►

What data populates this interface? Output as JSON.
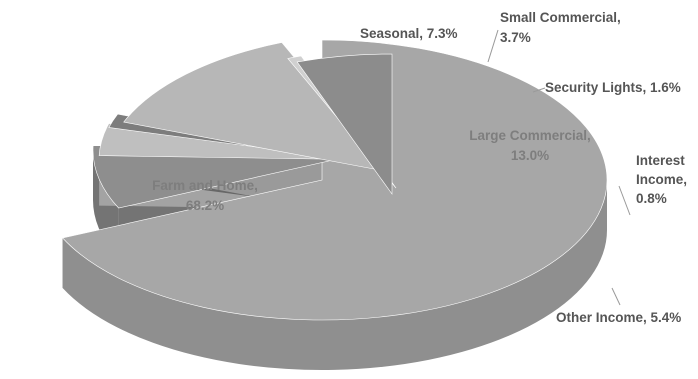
{
  "chart_data": {
    "type": "pie",
    "style": "3d-exploded",
    "title": "",
    "slices": [
      {
        "category": "Farm and Home",
        "value": 68.2,
        "value_label": "68.2%",
        "label_lines": [
          "Farm and Home,",
          "68.2%"
        ],
        "top_color": "#a7a7a7",
        "side_color": "#8f8f8f",
        "exploded": true
      },
      {
        "category": "Seasonal",
        "value": 7.3,
        "value_label": "7.3%",
        "label_lines": [
          "Seasonal, 7.3%"
        ],
        "top_color": "#8e8e8e",
        "side_color": "#747474",
        "exploded": true
      },
      {
        "category": "Small Commercial",
        "value": 3.7,
        "value_label": "3.7%",
        "label_lines": [
          "Small Commercial,",
          "3.7%"
        ],
        "top_color": "#bfbfbf",
        "side_color": "#a3a3a3",
        "exploded": true
      },
      {
        "category": "Security Lights",
        "value": 1.6,
        "value_label": "1.6%",
        "label_lines": [
          "Security Lights, 1.6%"
        ],
        "top_color": "#7d7d7d",
        "side_color": "#676767",
        "exploded": true
      },
      {
        "category": "Large Commercial",
        "value": 13.0,
        "value_label": "13.0%",
        "label_lines": [
          "Large Commercial,",
          "13.0%"
        ],
        "top_color": "#b7b7b7",
        "side_color": "#9a9a9a",
        "exploded": true
      },
      {
        "category": "Interest Income",
        "value": 0.8,
        "value_label": "0.8%",
        "label_lines": [
          "Interest",
          "Income,",
          "0.8%"
        ],
        "top_color": "#d0d0d0",
        "side_color": "#b5b5b5",
        "exploded": true
      },
      {
        "category": "Other Income",
        "value": 5.4,
        "value_label": "5.4%",
        "label_lines": [
          "Other Income, 5.4%"
        ],
        "top_color": "#8c8c8c",
        "side_color": "#5f5f5f",
        "exploded": true
      }
    ],
    "legend": "none",
    "data_labels": "category-and-percent"
  }
}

◄

• DIRECTIVE:
Your task is to transcribe all of the records precisely, with no images included.

• CORRECT OUTPUT:
What data populates this interface? Output as JSON.
{
  "chart_data": {
    "type": "pie",
    "style": "3d-exploded",
    "title": "",
    "slices": [
      {
        "category": "Farm and Home",
        "value": 68.2,
        "value_label": "68.2%",
        "label_lines": [
          "Farm and Home,",
          "68.2%"
        ],
        "top_color": "#a7a7a7",
        "side_color": "#8f8f8f",
        "exploded": true
      },
      {
        "category": "Seasonal",
        "value": 7.3,
        "value_label": "7.3%",
        "label_lines": [
          "Seasonal, 7.3%"
        ],
        "top_color": "#8e8e8e",
        "side_color": "#747474",
        "exploded": true
      },
      {
        "category": "Small Commercial",
        "value": 3.7,
        "value_label": "3.7%",
        "label_lines": [
          "Small Commercial,",
          "3.7%"
        ],
        "top_color": "#bfbfbf",
        "side_color": "#a3a3a3",
        "exploded": true
      },
      {
        "category": "Security Lights",
        "value": 1.6,
        "value_label": "1.6%",
        "label_lines": [
          "Security Lights, 1.6%"
        ],
        "top_color": "#7d7d7d",
        "side_color": "#676767",
        "exploded": true
      },
      {
        "category": "Large Commercial",
        "value": 13.0,
        "value_label": "13.0%",
        "label_lines": [
          "Large Commercial,",
          "13.0%"
        ],
        "top_color": "#b7b7b7",
        "side_color": "#9a9a9a",
        "exploded": true
      },
      {
        "category": "Interest Income",
        "value": 0.8,
        "value_label": "0.8%",
        "label_lines": [
          "Interest",
          "Income,",
          "0.8%"
        ],
        "top_color": "#d0d0d0",
        "side_color": "#b5b5b5",
        "exploded": true
      },
      {
        "category": "Other Income",
        "value": 5.4,
        "value_label": "5.4%",
        "label_lines": [
          "Other Income, 5.4%"
        ],
        "top_color": "#8c8c8c",
        "side_color": "#5f5f5f",
        "exploded": true
      }
    ],
    "legend": "none",
    "data_labels": "category-and-percent"
  }
}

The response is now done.